**PROBLEM TO WORK ON**
Extract each line from the entries below that has the string "screenshot" in it.

--- START OF SUPPLIED INFORMATION ---

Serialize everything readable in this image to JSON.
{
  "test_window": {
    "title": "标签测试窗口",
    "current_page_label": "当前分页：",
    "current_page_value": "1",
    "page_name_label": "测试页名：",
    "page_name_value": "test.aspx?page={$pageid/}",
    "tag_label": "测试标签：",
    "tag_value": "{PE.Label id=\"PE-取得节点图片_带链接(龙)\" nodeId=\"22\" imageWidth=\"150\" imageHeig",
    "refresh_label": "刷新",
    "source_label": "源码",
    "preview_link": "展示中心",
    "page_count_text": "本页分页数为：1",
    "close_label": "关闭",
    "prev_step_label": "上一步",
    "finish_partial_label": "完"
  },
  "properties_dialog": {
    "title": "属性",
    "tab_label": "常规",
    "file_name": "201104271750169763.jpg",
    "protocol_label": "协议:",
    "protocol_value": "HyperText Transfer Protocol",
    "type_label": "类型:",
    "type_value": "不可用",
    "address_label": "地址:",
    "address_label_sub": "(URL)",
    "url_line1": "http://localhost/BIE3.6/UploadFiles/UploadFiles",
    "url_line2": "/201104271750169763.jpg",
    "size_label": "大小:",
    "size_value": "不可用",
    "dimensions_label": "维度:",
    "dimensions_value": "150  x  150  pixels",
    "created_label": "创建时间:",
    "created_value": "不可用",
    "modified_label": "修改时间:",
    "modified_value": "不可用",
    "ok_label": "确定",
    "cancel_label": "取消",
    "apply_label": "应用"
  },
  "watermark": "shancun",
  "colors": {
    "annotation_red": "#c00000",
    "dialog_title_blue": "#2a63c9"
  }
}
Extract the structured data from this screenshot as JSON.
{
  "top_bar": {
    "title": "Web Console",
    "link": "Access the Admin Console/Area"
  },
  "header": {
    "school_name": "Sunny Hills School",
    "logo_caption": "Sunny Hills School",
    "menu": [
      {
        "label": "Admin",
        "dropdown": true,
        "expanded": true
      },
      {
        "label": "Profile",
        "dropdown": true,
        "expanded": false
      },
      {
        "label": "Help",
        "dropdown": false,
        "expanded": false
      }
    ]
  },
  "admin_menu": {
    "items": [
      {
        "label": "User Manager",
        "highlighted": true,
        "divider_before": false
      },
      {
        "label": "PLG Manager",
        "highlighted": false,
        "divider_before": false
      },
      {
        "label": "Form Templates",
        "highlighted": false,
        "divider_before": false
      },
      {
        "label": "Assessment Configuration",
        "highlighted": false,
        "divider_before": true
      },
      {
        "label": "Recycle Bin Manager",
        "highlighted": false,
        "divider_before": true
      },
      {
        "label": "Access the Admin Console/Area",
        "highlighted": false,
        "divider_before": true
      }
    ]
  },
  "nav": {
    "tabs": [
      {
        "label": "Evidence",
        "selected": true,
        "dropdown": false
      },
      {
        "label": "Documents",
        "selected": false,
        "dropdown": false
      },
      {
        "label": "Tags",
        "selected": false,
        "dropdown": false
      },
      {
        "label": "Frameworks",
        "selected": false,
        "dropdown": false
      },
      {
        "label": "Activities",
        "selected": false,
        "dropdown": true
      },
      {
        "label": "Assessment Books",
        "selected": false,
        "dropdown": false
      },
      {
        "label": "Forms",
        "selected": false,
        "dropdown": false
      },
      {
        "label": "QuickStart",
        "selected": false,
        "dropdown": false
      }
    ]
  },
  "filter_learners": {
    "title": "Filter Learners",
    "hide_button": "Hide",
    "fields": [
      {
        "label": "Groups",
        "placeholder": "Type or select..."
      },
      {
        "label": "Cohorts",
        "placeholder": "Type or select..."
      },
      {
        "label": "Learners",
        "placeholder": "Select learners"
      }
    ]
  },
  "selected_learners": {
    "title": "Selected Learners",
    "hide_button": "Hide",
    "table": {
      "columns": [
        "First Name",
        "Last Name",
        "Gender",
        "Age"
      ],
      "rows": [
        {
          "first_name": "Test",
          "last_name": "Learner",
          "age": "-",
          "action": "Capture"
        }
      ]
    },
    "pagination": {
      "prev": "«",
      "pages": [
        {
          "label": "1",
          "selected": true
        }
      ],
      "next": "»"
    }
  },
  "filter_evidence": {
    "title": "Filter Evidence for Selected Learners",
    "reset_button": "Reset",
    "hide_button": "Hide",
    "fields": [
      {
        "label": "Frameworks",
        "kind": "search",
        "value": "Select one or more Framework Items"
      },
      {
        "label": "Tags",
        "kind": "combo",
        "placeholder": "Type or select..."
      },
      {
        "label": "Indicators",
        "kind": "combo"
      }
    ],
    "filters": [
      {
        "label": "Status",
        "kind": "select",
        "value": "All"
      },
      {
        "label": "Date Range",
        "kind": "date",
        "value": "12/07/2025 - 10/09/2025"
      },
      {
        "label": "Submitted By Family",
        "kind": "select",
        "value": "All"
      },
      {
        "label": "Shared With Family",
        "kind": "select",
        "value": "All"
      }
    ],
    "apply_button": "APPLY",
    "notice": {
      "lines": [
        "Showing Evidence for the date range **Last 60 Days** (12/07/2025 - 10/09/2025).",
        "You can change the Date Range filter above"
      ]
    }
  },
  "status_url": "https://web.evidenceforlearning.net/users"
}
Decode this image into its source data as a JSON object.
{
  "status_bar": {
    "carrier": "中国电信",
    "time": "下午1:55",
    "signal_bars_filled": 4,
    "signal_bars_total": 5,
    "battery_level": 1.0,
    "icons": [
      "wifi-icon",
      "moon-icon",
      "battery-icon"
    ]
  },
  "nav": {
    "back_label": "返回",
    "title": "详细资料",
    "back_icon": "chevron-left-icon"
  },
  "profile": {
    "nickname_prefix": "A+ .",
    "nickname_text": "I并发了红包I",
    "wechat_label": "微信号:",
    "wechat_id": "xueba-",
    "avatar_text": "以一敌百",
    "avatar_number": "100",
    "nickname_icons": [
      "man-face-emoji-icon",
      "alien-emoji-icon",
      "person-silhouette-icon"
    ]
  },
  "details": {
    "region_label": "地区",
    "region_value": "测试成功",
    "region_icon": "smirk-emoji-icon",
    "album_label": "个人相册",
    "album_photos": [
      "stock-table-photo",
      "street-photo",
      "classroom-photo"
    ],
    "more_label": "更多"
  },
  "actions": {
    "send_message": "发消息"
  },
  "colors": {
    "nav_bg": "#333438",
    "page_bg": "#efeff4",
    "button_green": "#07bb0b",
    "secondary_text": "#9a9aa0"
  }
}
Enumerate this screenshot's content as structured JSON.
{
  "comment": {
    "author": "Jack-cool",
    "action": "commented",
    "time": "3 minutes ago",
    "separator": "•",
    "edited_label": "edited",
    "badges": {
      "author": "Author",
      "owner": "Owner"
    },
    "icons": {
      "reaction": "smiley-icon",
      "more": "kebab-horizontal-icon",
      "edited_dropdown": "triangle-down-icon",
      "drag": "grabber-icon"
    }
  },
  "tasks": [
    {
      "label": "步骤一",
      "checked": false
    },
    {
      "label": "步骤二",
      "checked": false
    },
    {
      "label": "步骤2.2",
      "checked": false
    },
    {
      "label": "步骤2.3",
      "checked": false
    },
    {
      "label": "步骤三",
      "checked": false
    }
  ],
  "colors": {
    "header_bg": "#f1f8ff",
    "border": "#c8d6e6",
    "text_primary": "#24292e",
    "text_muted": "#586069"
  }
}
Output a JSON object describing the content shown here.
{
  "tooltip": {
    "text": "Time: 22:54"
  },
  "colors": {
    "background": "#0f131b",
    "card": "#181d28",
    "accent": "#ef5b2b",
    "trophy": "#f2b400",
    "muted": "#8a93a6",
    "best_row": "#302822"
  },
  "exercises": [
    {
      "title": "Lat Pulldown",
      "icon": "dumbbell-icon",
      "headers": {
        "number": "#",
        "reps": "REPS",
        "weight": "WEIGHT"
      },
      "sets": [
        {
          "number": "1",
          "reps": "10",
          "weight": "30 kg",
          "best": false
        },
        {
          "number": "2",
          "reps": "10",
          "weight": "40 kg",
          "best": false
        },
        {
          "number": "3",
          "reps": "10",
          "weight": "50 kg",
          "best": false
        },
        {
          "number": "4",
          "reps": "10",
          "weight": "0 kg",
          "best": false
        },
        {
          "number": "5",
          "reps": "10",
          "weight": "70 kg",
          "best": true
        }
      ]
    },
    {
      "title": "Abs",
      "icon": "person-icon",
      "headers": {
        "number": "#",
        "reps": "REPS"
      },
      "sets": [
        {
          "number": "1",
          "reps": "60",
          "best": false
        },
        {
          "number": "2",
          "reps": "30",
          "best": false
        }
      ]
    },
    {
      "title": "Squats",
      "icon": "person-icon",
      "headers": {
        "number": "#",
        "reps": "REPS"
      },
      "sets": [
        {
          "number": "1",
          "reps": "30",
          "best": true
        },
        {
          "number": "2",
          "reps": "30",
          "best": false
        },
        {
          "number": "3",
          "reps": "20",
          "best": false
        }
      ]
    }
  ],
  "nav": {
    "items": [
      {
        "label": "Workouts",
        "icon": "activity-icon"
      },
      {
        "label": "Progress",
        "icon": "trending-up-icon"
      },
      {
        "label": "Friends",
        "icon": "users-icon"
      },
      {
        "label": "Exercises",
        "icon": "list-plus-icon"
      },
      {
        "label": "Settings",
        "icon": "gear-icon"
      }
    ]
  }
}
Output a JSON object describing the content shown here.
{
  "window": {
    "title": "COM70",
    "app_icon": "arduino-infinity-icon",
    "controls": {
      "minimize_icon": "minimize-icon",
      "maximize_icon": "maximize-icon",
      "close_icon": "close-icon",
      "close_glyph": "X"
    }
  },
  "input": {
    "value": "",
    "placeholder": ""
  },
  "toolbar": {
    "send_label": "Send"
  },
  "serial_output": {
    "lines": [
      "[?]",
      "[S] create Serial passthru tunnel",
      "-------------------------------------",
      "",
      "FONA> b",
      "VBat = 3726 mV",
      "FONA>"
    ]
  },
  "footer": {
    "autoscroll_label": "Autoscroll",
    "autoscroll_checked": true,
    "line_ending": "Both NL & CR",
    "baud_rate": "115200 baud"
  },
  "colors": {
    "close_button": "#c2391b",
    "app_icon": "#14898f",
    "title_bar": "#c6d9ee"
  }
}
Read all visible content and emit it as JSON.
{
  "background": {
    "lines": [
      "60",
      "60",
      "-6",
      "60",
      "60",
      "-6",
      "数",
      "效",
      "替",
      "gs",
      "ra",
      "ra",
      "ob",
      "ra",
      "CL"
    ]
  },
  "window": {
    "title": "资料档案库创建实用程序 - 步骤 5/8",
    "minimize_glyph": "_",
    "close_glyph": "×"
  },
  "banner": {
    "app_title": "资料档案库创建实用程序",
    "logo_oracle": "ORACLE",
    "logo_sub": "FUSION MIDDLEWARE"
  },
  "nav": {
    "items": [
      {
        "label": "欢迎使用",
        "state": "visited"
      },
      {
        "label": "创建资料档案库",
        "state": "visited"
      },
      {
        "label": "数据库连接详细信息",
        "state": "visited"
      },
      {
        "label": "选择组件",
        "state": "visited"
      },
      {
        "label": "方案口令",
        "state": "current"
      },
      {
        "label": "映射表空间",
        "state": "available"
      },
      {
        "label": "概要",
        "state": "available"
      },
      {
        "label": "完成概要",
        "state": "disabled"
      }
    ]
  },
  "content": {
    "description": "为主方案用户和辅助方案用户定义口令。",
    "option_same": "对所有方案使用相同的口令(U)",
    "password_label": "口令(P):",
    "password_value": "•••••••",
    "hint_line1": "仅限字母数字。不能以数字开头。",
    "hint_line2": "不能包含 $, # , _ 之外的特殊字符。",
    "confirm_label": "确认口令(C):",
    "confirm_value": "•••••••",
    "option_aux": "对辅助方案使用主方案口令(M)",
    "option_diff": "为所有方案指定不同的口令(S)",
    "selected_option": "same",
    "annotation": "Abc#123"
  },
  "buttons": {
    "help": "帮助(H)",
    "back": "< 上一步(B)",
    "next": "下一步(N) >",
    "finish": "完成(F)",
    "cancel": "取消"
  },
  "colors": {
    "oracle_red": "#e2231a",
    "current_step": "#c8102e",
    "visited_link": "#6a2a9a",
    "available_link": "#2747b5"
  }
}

--- END OF SUPPLIED INFORMATION ---

**TASK OUTPUT**
Extract the structured data from this screenshot as JSON.
Enumerate this screenshot's content as structured JSON.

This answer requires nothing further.